━━ TEXT SEGMENT ━━

Flight Routes using Recursive CTE
Flight Routes Problem
Database Source Table
FlightID | Origin | Destination |
---|---|---|
1 | A | B |
1 | B | C |
2 | D | E |
3 | F | G |
3 | G | H |
3 | H | I |
4 | A | N |
4 | M | D |
4 | D | A |
Desired Output table
FlightID | Origin | Destination | Route | Step |
---|---|---|---|---|
2 | D | E | D,E | 1 |
1 | A | C | A,B,C | 2 |
3 | F | I | F,G,H,I | 3 |
4 | M | N | M,D,A,N | 3 |
How the Solution Works
- The base query will fetch the relevant records from the source table using the conditions specified.
- It will then call then call the recursive portion of the query.
- The first iteration will take the output of the base query as the input and generate row entries.
- These row entries will be appended to the output of the base query.
- The second iteration will take the generated row entries/records of the first iteration as input.
- The inputs to the second iteration will only the records fetched as output from the first iteration.
- Meanwhile, that the overall output table would will continue to update with rows from each iteration getting appended.
- We can declare/separately track the number of iterations.
- It is easy to appreciate the flow of input, output across subsequent iterations and the continuously growing target table through the concrete example.
Summary
The base query retrieves the initial set of records from the source table based on specified conditions. The recursive portion then takes the output of the base query and generates additional row entries. These new entries are appended to the output of the base query. In each iteration, the input for the next iteration consists of the records generated in the previous iteration. This process continues, and the overall output table grows with each iteration. The number of iterations can be separately tracked, providing a clear view of the flow of input and output across subsequent iterations.
Deep-Dive Link
To deep-dive, go to this link
Flights Table
We will start from scratch in MySQL.
Let’s create a Flights table and populate it with dummy data.
SHOW tables;
SELECT * from Flights;
DROP TABLE Flights;
-- Create the table
CREATE TABLE Flights (
FlightID INT,
Origin CHAR(1),
Destination CHAR(1)

━━━

> _SHORT EXERCISE A_
Condense the paragraph of the flight routes walkthrough that begins "The base query retrieves the initial set" into a short bulleted list that keeps its main facts.
> _SHORT EXERCISE B_
Carry the flight routes walkthrough forward from its final line.

━━ MATERIAL PROVIDED ━━

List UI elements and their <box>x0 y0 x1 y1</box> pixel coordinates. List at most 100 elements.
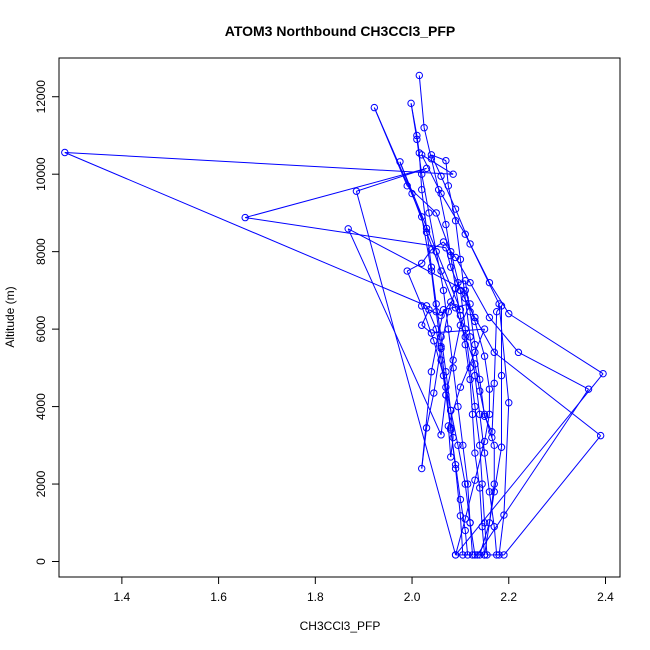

━━━

> _EXPECTED OUTPUT A_
- The base query fetches the initial records from the source table based on the specified conditions.
- The recursive portion takes that output, generates more row entries, and appends them to the base query's output.
- Each iteration takes as input only the records generated in the previous iteration.
- The overall output table grows with every iteration.
- The number of iterations can be tracked separately, which shows how input and output flow across iterations.

> _EXPECTED OUTPUT B_
);
-- Insert data into the table
INSERT INTO Flights (FlightID, Origin, Destination) VALUES
(1, 'A', 'B'),
(1, 'B', 'C'),
(2, 'D', 'E'),
(3, 'F', 'G'),
(3, 'G', 'H'),
(3, 'H', 'I'),
(4, 'A', 'N'),
(4, 'M', 'D'),
(4, 'D', 'A');
Results of the Insert Query
FlightID | Origin | Destination |
---|---|---|
1 | A | B |
1 | B | C |
2 | D | E |
3 | F | G |
3 | G | H |
3 | H | I |
4 | A | N |
4 | M | D |
4 | D | A |
Solution using correlated Subquery
WITH RECURSIVE FlightRoutes AS (
-- Anchor Member
SELECT FlightID, Origin, Destination,
CAST(CONCAT(Origin, ',', Destination) AS CHAR(100)) AS Route,
1 AS Step
FROM Flights
WHERE Origin NOT IN (
SELECT Destination
FROM Flights AS subFlights
WHERE subFlights.FlightID = Flights.FlightID
)
UNION ALL
-- Recursive Member
SELECT fr.FlightID, fr.Origin, t.Destination,
CAST(CONCAT(fr.Route, ',', t.Destination) AS CHAR(100)),
fr.Step + 1 AS Step
FROM FlightRoutes fr
JOIN Flights t ON fr.FlightID = t.FlightID AND fr.Destination = t.Origin
WHERE POSITION(t.Destination IN fr.Route) = 0
AND fr.Step < 3
)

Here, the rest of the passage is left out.